◆ **Required task**:
Answer with one number: the count of lines in this material that hold the word "JSON".

◆ **Listed records**:
* * *

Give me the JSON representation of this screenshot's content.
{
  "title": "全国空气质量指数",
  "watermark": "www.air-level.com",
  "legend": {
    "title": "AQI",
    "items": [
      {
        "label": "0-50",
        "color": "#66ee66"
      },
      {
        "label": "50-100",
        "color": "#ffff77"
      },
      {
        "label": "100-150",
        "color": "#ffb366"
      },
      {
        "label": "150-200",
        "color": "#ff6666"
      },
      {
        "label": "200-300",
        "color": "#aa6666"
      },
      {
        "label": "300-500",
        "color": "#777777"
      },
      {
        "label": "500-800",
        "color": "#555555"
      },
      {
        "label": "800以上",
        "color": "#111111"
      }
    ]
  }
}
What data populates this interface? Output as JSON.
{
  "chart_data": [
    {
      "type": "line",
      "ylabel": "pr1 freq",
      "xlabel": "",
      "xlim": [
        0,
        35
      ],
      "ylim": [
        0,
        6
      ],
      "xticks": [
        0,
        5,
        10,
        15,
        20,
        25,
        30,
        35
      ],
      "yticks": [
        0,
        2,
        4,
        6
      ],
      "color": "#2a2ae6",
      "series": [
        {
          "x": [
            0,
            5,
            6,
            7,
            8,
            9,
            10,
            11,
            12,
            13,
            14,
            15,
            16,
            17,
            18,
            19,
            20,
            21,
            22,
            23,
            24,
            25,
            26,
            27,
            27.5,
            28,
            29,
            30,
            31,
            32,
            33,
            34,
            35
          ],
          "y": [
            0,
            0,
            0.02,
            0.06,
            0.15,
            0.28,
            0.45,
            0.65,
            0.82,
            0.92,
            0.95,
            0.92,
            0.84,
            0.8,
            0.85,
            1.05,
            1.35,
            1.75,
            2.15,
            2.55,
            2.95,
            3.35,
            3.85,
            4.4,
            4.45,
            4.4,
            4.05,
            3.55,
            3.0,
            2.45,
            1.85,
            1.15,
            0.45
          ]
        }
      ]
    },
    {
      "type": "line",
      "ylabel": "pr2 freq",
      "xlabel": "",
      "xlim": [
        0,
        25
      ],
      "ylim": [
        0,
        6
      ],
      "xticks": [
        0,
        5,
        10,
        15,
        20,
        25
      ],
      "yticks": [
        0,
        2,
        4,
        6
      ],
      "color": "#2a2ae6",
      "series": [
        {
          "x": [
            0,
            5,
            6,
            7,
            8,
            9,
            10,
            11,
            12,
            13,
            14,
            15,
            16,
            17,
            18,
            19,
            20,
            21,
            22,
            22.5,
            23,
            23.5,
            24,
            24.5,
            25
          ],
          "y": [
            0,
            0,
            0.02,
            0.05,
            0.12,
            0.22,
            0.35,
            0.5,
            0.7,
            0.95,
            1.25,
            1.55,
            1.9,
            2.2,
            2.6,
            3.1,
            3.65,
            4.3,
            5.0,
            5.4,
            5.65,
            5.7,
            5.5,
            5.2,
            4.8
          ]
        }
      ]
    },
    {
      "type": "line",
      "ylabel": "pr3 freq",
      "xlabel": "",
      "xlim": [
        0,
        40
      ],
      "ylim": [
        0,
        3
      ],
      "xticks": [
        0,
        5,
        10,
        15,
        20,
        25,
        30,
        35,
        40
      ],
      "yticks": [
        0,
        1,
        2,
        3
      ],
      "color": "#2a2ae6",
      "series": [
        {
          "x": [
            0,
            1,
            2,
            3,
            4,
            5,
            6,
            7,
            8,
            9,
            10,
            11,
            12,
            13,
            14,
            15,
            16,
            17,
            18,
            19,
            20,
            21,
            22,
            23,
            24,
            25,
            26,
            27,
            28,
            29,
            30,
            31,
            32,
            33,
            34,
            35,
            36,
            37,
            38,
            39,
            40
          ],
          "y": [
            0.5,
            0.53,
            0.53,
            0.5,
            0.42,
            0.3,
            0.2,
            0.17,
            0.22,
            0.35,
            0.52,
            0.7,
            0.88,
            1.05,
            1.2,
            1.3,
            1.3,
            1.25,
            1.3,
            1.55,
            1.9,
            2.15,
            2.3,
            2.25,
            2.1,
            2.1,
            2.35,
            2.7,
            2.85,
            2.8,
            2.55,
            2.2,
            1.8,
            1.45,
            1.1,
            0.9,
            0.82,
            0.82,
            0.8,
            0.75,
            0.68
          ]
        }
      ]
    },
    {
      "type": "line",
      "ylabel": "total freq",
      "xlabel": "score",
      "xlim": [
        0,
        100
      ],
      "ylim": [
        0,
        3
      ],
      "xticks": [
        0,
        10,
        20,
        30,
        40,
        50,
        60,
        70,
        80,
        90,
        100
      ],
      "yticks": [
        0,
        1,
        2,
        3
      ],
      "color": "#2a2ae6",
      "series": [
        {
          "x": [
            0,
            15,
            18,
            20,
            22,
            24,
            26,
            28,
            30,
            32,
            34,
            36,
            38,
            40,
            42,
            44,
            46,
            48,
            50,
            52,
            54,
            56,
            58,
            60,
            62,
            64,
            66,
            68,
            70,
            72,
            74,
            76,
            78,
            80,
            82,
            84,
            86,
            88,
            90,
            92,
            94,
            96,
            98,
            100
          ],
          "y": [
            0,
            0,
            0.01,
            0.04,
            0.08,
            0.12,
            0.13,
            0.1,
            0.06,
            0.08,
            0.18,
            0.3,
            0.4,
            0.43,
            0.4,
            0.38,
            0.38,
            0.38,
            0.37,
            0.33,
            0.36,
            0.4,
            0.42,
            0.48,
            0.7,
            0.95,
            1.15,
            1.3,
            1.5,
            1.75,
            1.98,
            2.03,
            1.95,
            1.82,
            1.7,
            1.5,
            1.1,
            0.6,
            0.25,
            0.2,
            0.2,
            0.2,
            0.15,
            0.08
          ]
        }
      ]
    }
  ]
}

* * *

◆ **Expected answer**:
2